Stored data
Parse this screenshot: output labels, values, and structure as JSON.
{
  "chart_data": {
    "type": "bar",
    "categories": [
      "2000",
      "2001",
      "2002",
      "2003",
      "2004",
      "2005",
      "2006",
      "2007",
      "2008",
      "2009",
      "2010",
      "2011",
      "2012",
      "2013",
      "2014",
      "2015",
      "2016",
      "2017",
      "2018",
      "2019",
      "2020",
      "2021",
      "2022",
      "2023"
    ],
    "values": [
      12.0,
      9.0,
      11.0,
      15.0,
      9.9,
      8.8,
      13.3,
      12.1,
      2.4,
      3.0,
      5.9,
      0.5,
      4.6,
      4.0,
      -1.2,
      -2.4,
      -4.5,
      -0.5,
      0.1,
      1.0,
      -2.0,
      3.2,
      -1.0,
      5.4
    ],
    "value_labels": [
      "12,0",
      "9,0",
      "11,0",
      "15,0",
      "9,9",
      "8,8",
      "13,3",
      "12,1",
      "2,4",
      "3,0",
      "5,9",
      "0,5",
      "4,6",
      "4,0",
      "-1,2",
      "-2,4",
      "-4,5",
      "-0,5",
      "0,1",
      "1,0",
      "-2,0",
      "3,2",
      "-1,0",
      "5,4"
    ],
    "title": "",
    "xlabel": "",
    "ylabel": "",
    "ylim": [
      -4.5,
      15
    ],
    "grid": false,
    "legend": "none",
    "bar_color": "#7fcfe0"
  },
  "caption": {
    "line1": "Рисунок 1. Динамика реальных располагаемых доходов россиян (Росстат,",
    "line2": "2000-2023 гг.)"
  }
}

§ WRITTEN PROBLEM
Find all lines where the word "values" appears. Copy them.

§ EXERCISE ANSWER
Parse this screenshot: output labels, values, and structure as JSON.
    "values": [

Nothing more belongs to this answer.